■ **What is expected**:
Return each line containing "xlabel".

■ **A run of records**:
:::
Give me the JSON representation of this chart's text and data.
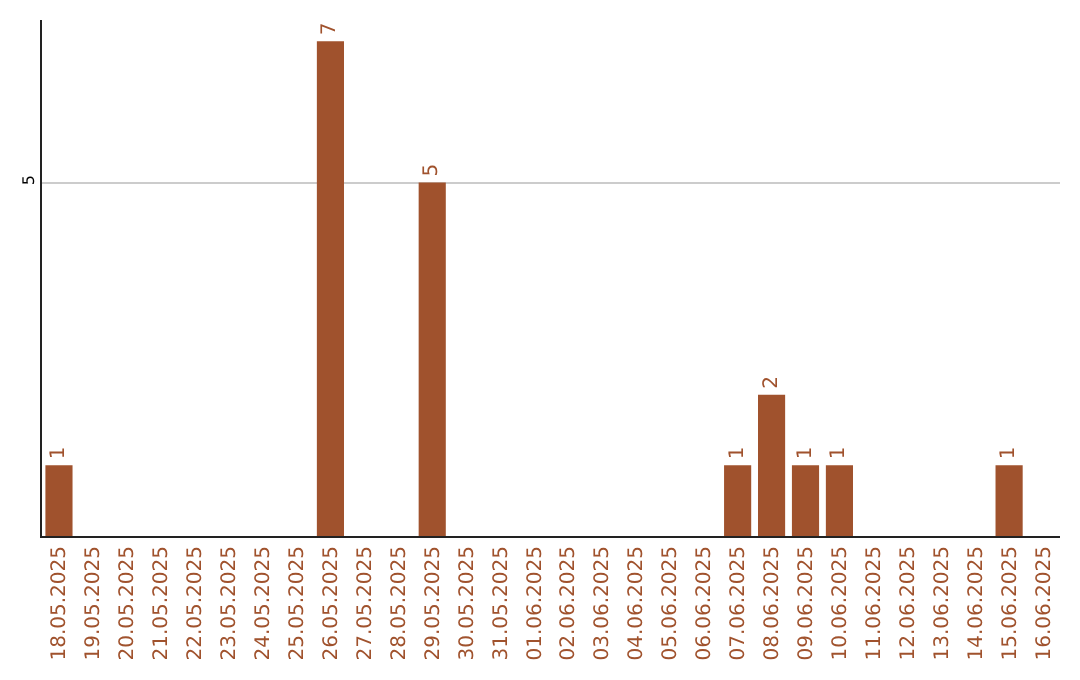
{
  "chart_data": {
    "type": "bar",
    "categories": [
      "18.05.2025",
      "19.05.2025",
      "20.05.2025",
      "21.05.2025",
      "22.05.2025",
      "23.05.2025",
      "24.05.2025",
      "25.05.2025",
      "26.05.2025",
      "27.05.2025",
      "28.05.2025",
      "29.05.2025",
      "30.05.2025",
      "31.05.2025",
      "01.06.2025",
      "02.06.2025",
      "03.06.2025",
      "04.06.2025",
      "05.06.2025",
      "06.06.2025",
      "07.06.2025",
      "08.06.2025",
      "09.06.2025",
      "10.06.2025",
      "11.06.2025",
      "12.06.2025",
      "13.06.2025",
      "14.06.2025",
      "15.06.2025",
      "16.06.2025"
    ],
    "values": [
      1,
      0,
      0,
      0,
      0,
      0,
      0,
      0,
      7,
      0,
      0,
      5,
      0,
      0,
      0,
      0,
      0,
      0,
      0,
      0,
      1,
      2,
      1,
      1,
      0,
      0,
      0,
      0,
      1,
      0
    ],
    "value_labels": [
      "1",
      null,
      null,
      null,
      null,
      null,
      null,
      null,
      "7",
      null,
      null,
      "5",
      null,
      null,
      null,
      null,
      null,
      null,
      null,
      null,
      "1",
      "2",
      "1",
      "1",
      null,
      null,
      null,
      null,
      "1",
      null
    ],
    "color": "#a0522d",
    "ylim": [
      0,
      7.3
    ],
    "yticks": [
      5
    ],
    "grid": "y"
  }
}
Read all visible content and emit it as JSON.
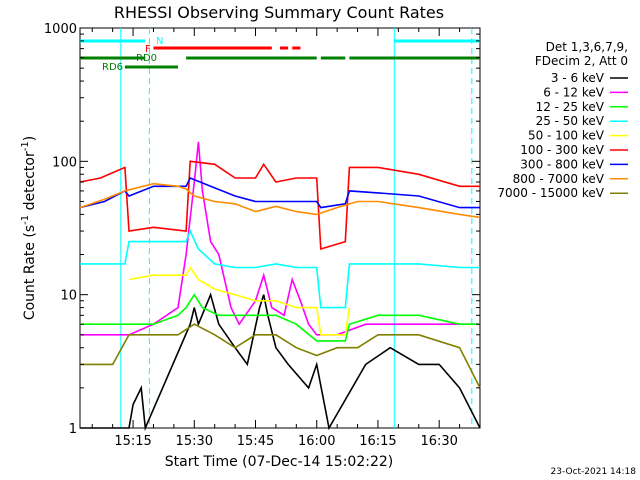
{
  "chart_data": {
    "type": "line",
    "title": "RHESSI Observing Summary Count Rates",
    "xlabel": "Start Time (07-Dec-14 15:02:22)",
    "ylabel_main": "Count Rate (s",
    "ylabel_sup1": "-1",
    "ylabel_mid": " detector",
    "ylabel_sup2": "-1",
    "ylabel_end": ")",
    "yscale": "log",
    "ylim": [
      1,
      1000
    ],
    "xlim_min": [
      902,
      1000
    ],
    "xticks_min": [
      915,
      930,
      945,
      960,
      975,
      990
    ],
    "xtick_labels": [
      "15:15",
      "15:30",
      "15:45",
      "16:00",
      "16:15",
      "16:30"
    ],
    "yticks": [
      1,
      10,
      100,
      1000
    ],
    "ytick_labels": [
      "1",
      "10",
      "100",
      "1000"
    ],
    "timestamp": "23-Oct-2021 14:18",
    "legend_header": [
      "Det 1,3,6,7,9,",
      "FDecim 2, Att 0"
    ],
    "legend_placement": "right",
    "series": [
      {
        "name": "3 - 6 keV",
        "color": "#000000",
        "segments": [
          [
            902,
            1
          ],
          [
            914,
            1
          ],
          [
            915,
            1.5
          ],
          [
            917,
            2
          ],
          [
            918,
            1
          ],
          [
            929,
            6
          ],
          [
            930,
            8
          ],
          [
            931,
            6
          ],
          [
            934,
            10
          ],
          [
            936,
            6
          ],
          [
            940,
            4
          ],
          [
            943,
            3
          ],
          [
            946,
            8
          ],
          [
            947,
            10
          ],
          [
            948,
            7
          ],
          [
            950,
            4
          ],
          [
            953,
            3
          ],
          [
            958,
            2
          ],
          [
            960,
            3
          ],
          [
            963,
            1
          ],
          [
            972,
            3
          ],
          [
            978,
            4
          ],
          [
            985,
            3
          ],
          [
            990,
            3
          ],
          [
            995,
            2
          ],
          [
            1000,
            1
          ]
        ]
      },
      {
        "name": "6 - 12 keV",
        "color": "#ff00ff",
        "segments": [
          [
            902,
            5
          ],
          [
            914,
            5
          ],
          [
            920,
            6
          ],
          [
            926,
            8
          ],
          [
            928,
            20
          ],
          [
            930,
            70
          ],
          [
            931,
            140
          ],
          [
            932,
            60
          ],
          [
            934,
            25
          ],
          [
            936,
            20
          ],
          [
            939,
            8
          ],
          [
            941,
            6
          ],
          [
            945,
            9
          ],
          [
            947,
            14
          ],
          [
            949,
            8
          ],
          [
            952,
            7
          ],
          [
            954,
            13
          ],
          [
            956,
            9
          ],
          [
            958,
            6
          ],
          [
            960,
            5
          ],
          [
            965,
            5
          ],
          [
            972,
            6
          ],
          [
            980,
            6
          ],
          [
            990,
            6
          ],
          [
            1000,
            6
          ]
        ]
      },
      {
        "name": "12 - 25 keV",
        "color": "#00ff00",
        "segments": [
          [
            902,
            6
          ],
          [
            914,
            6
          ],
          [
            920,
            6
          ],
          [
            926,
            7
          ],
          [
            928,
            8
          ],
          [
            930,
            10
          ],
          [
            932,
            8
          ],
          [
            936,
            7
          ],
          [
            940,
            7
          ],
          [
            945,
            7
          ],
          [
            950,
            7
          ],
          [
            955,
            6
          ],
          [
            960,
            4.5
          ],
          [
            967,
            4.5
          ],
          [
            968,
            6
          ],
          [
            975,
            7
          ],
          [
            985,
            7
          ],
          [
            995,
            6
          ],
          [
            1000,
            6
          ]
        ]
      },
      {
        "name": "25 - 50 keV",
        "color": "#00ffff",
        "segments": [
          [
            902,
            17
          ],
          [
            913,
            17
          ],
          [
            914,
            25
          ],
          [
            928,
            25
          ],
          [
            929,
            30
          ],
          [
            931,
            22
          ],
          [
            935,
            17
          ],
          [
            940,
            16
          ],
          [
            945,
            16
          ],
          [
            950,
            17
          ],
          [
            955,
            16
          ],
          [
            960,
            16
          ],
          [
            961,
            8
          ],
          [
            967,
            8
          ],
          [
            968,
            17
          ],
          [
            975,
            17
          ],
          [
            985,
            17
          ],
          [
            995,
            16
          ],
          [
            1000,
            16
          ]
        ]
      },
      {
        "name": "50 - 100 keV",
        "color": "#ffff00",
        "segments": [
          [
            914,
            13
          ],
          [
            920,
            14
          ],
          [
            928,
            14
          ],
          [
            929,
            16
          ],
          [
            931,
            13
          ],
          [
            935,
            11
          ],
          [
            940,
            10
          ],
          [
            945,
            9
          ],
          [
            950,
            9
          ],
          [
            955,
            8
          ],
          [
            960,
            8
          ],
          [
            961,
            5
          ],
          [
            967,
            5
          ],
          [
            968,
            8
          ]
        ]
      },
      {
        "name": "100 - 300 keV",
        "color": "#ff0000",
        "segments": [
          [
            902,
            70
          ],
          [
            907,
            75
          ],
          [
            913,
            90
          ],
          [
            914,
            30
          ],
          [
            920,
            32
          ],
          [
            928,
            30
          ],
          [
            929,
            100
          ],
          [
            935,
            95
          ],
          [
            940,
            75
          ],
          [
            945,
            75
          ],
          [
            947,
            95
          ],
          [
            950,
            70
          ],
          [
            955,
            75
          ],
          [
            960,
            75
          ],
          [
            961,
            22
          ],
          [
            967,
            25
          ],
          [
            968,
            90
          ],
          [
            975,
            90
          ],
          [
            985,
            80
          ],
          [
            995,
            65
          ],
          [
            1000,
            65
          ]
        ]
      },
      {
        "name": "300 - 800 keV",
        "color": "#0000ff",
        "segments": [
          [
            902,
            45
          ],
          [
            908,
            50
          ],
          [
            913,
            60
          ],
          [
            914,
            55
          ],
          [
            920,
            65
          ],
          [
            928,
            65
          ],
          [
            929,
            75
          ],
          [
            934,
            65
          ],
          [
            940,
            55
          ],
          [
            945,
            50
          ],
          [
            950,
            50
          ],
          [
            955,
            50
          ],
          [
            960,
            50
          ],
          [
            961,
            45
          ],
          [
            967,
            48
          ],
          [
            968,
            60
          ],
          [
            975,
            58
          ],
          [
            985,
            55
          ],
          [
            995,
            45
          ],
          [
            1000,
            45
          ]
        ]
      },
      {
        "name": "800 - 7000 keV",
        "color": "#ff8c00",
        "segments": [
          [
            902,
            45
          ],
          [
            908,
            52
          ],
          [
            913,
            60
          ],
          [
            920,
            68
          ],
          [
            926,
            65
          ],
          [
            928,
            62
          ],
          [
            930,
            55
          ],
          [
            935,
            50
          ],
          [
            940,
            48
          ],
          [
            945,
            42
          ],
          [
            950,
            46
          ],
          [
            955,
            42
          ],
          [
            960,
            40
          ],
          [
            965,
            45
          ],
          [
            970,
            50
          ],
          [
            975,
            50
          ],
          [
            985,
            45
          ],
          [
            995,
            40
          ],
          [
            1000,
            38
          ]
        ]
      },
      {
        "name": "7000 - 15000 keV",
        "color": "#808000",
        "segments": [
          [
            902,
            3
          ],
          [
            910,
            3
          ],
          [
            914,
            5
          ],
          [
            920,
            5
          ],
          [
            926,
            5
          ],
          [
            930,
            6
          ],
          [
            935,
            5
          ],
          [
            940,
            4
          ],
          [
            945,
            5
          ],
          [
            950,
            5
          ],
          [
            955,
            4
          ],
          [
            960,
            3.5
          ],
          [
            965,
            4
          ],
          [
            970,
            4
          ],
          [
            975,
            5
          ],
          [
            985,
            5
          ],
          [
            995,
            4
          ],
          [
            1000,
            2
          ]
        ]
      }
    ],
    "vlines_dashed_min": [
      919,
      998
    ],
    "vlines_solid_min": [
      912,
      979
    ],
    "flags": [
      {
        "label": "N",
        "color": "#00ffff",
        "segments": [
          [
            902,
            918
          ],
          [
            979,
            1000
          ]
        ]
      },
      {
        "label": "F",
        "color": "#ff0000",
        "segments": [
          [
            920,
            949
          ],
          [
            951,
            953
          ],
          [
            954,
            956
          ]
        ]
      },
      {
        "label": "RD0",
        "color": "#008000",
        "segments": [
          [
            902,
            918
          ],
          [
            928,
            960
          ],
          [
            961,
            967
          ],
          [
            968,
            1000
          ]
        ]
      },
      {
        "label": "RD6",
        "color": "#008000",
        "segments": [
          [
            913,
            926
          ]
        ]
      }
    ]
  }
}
:::
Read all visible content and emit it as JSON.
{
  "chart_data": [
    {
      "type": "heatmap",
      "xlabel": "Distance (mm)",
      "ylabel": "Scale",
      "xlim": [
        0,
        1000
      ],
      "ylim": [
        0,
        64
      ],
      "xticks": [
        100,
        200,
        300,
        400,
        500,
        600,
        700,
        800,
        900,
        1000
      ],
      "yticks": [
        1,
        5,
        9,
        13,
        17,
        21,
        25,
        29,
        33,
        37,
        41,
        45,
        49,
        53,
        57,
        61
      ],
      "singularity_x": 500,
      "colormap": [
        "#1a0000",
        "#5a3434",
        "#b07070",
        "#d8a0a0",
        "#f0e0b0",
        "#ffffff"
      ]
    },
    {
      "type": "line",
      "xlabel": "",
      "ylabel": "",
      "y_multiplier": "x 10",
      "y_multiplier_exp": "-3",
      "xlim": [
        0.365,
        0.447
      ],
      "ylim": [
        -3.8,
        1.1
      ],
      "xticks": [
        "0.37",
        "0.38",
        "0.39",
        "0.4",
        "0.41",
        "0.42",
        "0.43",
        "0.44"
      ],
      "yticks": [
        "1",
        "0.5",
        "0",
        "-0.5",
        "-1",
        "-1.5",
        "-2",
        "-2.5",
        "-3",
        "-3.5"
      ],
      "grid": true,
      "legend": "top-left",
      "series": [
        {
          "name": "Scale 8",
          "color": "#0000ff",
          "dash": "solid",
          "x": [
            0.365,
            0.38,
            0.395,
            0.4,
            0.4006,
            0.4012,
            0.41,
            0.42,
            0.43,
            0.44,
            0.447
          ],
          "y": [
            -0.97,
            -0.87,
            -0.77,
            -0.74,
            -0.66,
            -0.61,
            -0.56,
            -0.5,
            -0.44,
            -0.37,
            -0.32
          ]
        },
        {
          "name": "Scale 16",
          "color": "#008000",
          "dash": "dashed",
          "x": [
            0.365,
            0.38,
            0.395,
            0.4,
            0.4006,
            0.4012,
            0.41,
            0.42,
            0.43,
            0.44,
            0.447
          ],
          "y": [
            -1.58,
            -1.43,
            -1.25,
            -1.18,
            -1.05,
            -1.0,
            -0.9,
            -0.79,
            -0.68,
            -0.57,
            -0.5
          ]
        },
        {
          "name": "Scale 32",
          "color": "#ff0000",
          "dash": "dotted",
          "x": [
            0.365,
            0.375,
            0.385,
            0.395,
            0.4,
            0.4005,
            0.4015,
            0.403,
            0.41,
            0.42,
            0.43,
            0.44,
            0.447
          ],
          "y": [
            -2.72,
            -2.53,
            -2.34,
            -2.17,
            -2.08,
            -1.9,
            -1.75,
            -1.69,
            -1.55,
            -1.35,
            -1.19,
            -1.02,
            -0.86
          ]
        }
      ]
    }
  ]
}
:::
■ **Final result**:
    "xlabel": "Start Time (07-Dec-14 15:02:22)",
      "xlabel": "Distance (mm)",
      "xlabel": "",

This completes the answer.